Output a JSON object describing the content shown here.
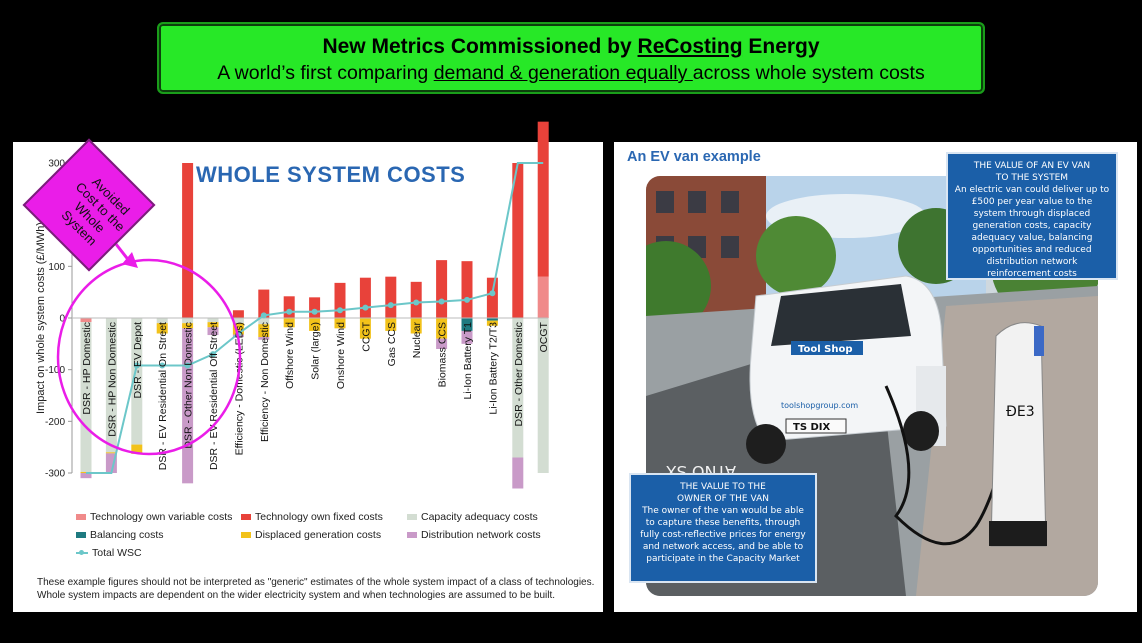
{
  "banner": {
    "title_prefix": "New Metrics Commissioned by ",
    "title_brand": "ReCosting",
    "title_suffix": " Energy",
    "subtitle_prefix": "A world’s first comparing ",
    "subtitle_underlined": "demand & generation equally ",
    "subtitle_suffix": "across whole system costs"
  },
  "callout": {
    "lines": [
      "Avoided",
      "Cost to the",
      "Whole",
      "System"
    ],
    "color": "#ea1de8"
  },
  "chart_data": {
    "type": "bar",
    "title": "WHOLE SYSTEM COSTS",
    "ylabel": "Impact on whole system costs (£/MWh)",
    "ylim": [
      -300,
      300
    ],
    "yticks": [
      "300",
      "200",
      "100",
      "0",
      "-100",
      "-200",
      "-300"
    ],
    "ytick_values": [
      300,
      200,
      100,
      0,
      -100,
      -200,
      -300
    ],
    "categories": [
      "DSR - HP Domestic",
      "DSR - HP Non Domestic",
      "DSR - EV Depot",
      "DSR - EV Residential On Street",
      "DSR - Other Non Domestic",
      "DSR - EV Residential Off Street",
      "Efficiency - Domestic (LEDs)",
      "Efficiency - Non Domestic",
      "Offshore Wind",
      "Solar (large)",
      "Onshore Wind",
      "CCGT",
      "Gas CCS",
      "Nuclear",
      "Biomass CCS",
      "Li-Ion Battery T1",
      "Li-Ion Battery T2/T3",
      "DSR - Other Domestic",
      "OCGT"
    ],
    "series": [
      {
        "name": "Technology own variable costs",
        "color": "#f08a8a",
        "values": [
          -8,
          0,
          0,
          0,
          0,
          0,
          0,
          0,
          0,
          0,
          0,
          0,
          0,
          0,
          0,
          0,
          0,
          0,
          80
        ]
      },
      {
        "name": "Technology own fixed costs",
        "color": "#e8423a",
        "values": [
          0,
          0,
          0,
          0,
          300,
          0,
          15,
          55,
          42,
          40,
          68,
          78,
          80,
          70,
          112,
          110,
          78,
          300,
          300
        ]
      },
      {
        "name": "Capacity adequacy costs",
        "color": "#d3ddd2",
        "values": [
          -290,
          -260,
          -245,
          -10,
          -10,
          -8,
          -10,
          -12,
          0,
          0,
          0,
          0,
          0,
          0,
          0,
          0,
          0,
          -270,
          -300
        ]
      },
      {
        "name": "Balancing costs",
        "color": "#1e7a80",
        "values": [
          0,
          0,
          0,
          0,
          0,
          0,
          0,
          0,
          0,
          0,
          0,
          0,
          0,
          0,
          0,
          -25,
          -5,
          0,
          0
        ]
      },
      {
        "name": "Displaced generation costs",
        "color": "#f2c21a",
        "values": [
          -2,
          -2,
          -18,
          -20,
          -10,
          -10,
          -22,
          -25,
          -18,
          -25,
          -20,
          -40,
          -25,
          -30,
          -40,
          0,
          -10,
          0,
          0
        ]
      },
      {
        "name": "Distribution network costs",
        "color": "#c99ac8",
        "values": [
          -10,
          -38,
          0,
          0,
          -300,
          -15,
          -5,
          -5,
          0,
          0,
          0,
          0,
          0,
          0,
          -20,
          -25,
          0,
          -60,
          0
        ]
      }
    ],
    "total": {
      "name": "Total WSC",
      "color": "#6cc7c9",
      "values": [
        -300,
        -300,
        -92,
        -92,
        -92,
        -70,
        -30,
        5,
        12,
        12,
        15,
        20,
        25,
        30,
        32,
        35,
        48,
        300,
        300
      ]
    },
    "legend_position": "bottom",
    "grid": false
  },
  "note": {
    "line1": "These example figures should not be interpreted as \"generic\" estimates of the whole system impact of a class of technologies.",
    "line2": "Whole system impacts are dependent on the wider electricity system and when technologies are assumed to be built."
  },
  "ev": {
    "title": "An EV van example",
    "box1": {
      "heading1": "THE VALUE OF AN EV VAN",
      "heading2": "TO THE SYSTEM",
      "body": "An electric van could deliver up to £500 per year value to the system through displaced generation costs, capacity adequacy value, balancing opportunities and reduced distribution network reinforcement costs"
    },
    "box2": {
      "heading1": "THE VALUE TO THE",
      "heading2": "OWNER OF THE VAN",
      "body": "The owner of the van would be able to capture these benefits, through fully cost-reflective prices for energy and network access, and be able to participate in the Capacity Market"
    },
    "van_logo": "Tool Shop",
    "van_site": "toolshopgroup.com",
    "plate": "TS DIX",
    "road_marking": "ATNO SX",
    "charger_text": "ÐE3"
  }
}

EXERCISE PROMPT ▸ Exactly reproduce the entries above, minus the pictures.

SOLVED EXERCISE ▸
Output a JSON object describing the content shown here.
{
  "banner": {
    "title_prefix": "New Metrics Commissioned by ",
    "title_brand": "ReCosting",
    "title_suffix": " Energy",
    "subtitle_prefix": "A world’s first comparing ",
    "subtitle_underlined": "demand & generation equally ",
    "subtitle_suffix": "across whole system costs"
  },
  "callout": {
    "lines": [
      "Avoided",
      "Cost to the",
      "Whole",
      "System"
    ],
    "color": "#ea1de8"
  },
  "chart_data": {
    "type": "bar",
    "title": "WHOLE SYSTEM COSTS",
    "ylabel": "Impact on whole system costs (£/MWh)",
    "ylim": [
      -300,
      300
    ],
    "yticks": [
      "300",
      "200",
      "100",
      "0",
      "-100",
      "-200",
      "-300"
    ],
    "ytick_values": [
      300,
      200,
      100,
      0,
      -100,
      -200,
      -300
    ],
    "categories": [
      "DSR - HP Domestic",
      "DSR - HP Non Domestic",
      "DSR - EV Depot",
      "DSR - EV Residential On Street",
      "DSR - Other Non Domestic",
      "DSR - EV Residential Off Street",
      "Efficiency - Domestic (LEDs)",
      "Efficiency - Non Domestic",
      "Offshore Wind",
      "Solar (large)",
      "Onshore Wind",
      "CCGT",
      "Gas CCS",
      "Nuclear",
      "Biomass CCS",
      "Li-Ion Battery T1",
      "Li-Ion Battery T2/T3",
      "DSR - Other Domestic",
      "OCGT"
    ],
    "series": [
      {
        "name": "Technology own variable costs",
        "color": "#f08a8a",
        "values": [
          -8,
          0,
          0,
          0,
          0,
          0,
          0,
          0,
          0,
          0,
          0,
          0,
          0,
          0,
          0,
          0,
          0,
          0,
          80
        ]
      },
      {
        "name": "Technology own fixed costs",
        "color": "#e8423a",
        "values": [
          0,
          0,
          0,
          0,
          300,
          0,
          15,
          55,
          42,
          40,
          68,
          78,
          80,
          70,
          112,
          110,
          78,
          300,
          300
        ]
      },
      {
        "name": "Capacity adequacy costs",
        "color": "#d3ddd2",
        "values": [
          -290,
          -260,
          -245,
          -10,
          -10,
          -8,
          -10,
          -12,
          0,
          0,
          0,
          0,
          0,
          0,
          0,
          0,
          0,
          -270,
          -300
        ]
      },
      {
        "name": "Balancing costs",
        "color": "#1e7a80",
        "values": [
          0,
          0,
          0,
          0,
          0,
          0,
          0,
          0,
          0,
          0,
          0,
          0,
          0,
          0,
          0,
          -25,
          -5,
          0,
          0
        ]
      },
      {
        "name": "Displaced generation costs",
        "color": "#f2c21a",
        "values": [
          -2,
          -2,
          -18,
          -20,
          -10,
          -10,
          -22,
          -25,
          -18,
          -25,
          -20,
          -40,
          -25,
          -30,
          -40,
          0,
          -10,
          0,
          0
        ]
      },
      {
        "name": "Distribution network costs",
        "color": "#c99ac8",
        "values": [
          -10,
          -38,
          0,
          0,
          -300,
          -15,
          -5,
          -5,
          0,
          0,
          0,
          0,
          0,
          0,
          -20,
          -25,
          0,
          -60,
          0
        ]
      }
    ],
    "total": {
      "name": "Total WSC",
      "color": "#6cc7c9",
      "values": [
        -300,
        -300,
        -92,
        -92,
        -92,
        -70,
        -30,
        5,
        12,
        12,
        15,
        20,
        25,
        30,
        32,
        35,
        48,
        300,
        300
      ]
    },
    "legend_position": "bottom",
    "grid": false
  },
  "note": {
    "line1": "These example figures should not be interpreted as \"generic\" estimates of the whole system impact of a class of technologies.",
    "line2": "Whole system impacts are dependent on the wider electricity system and when technologies are assumed to be built."
  },
  "ev": {
    "title": "An EV van example",
    "box1": {
      "heading1": "THE VALUE OF AN EV VAN",
      "heading2": "TO THE SYSTEM",
      "body": "An electric van could deliver up to £500 per year value to the system through displaced generation costs, capacity adequacy value, balancing opportunities and reduced distribution network reinforcement costs"
    },
    "box2": {
      "heading1": "THE VALUE TO THE",
      "heading2": "OWNER OF THE VAN",
      "body": "The owner of the van would be able to capture these benefits, through fully cost-reflective prices for energy and network access, and be able to participate in the Capacity Market"
    },
    "van_logo": "Tool Shop",
    "van_site": "toolshopgroup.com",
    "plate": "TS DIX",
    "road_marking": "ATNO SX",
    "charger_text": "ÐE3"
  }
}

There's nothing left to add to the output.